## RECORD SET
::::::::::

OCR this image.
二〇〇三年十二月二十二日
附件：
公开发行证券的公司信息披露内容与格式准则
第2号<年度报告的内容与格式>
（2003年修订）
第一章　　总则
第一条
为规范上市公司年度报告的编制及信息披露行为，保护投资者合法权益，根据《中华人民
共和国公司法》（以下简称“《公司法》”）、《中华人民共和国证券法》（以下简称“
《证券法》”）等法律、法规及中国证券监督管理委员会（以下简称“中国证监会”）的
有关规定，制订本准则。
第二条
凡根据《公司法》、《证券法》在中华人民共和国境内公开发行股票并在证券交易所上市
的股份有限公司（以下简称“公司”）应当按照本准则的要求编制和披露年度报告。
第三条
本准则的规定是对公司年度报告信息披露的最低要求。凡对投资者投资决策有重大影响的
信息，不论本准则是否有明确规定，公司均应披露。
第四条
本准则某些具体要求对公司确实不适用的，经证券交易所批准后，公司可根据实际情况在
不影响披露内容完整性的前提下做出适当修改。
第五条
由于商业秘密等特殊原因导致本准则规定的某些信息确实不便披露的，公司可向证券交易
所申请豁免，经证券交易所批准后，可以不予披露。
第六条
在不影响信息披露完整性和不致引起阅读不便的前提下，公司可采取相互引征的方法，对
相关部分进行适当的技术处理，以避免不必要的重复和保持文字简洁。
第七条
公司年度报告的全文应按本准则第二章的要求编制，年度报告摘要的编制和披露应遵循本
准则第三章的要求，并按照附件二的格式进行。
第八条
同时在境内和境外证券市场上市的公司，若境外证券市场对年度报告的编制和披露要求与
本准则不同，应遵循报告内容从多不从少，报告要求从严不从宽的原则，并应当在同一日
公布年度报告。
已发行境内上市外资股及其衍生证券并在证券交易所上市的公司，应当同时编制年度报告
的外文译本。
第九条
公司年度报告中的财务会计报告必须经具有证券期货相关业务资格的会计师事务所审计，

::::::::::

## PROBLEM TO WORK ON
Above are some records; repeat all of them exactly.

## RESPONSE TO THE EXERCISE
OCR this image.
二〇〇三年十二月二十二日
附件：
公开发行证券的公司信息披露内容与格式准则
第2号<年度报告的内容与格式>
（2003年修订）
第一章　　总则
第一条
为规范上市公司年度报告的编制及信息披露行为，保护投资者合法权益，根据《中华人民
共和国公司法》（以下简称“《公司法》”）、《中华人民共和国证券法》（以下简称“
《证券法》”）等法律、法规及中国证券监督管理委员会（以下简称“中国证监会”）的
有关规定，制订本准则。
第二条
凡根据《公司法》、《证券法》在中华人民共和国境内公开发行股票并在证券交易所上市
的股份有限公司（以下简称“公司”）应当按照本准则的要求编制和披露年度报告。
第三条
本准则的规定是对公司年度报告信息披露的最低要求。凡对投资者投资决策有重大影响的
信息，不论本准则是否有明确规定，公司均应披露。
第四条
本准则某些具体要求对公司确实不适用的，经证券交易所批准后，公司可根据实际情况在
不影响披露内容完整性的前提下做出适当修改。
第五条
由于商业秘密等特殊原因导致本准则规定的某些信息确实不便披露的，公司可向证券交易
所申请豁免，经证券交易所批准后，可以不予披露。
第六条
在不影响信息披露完整性和不致引起阅读不便的前提下，公司可采取相互引征的方法，对
相关部分进行适当的技术处理，以避免不必要的重复和保持文字简洁。
第七条
公司年度报告的全文应按本准则第二章的要求编制，年度报告摘要的编制和披露应遵循本
准则第三章的要求，并按照附件二的格式进行。
第八条
同时在境内和境外证券市场上市的公司，若境外证券市场对年度报告的编制和披露要求与
本准则不同，应遵循报告内容从多不从少，报告要求从严不从宽的原则，并应当在同一日
公布年度报告。
已发行境内上市外资股及其衍生证券并在证券交易所上市的公司，应当同时编制年度报告
的外文译本。
第九条
公司年度报告中的财务会计报告必须经具有证券期货相关业务资格的会计师事务所审计，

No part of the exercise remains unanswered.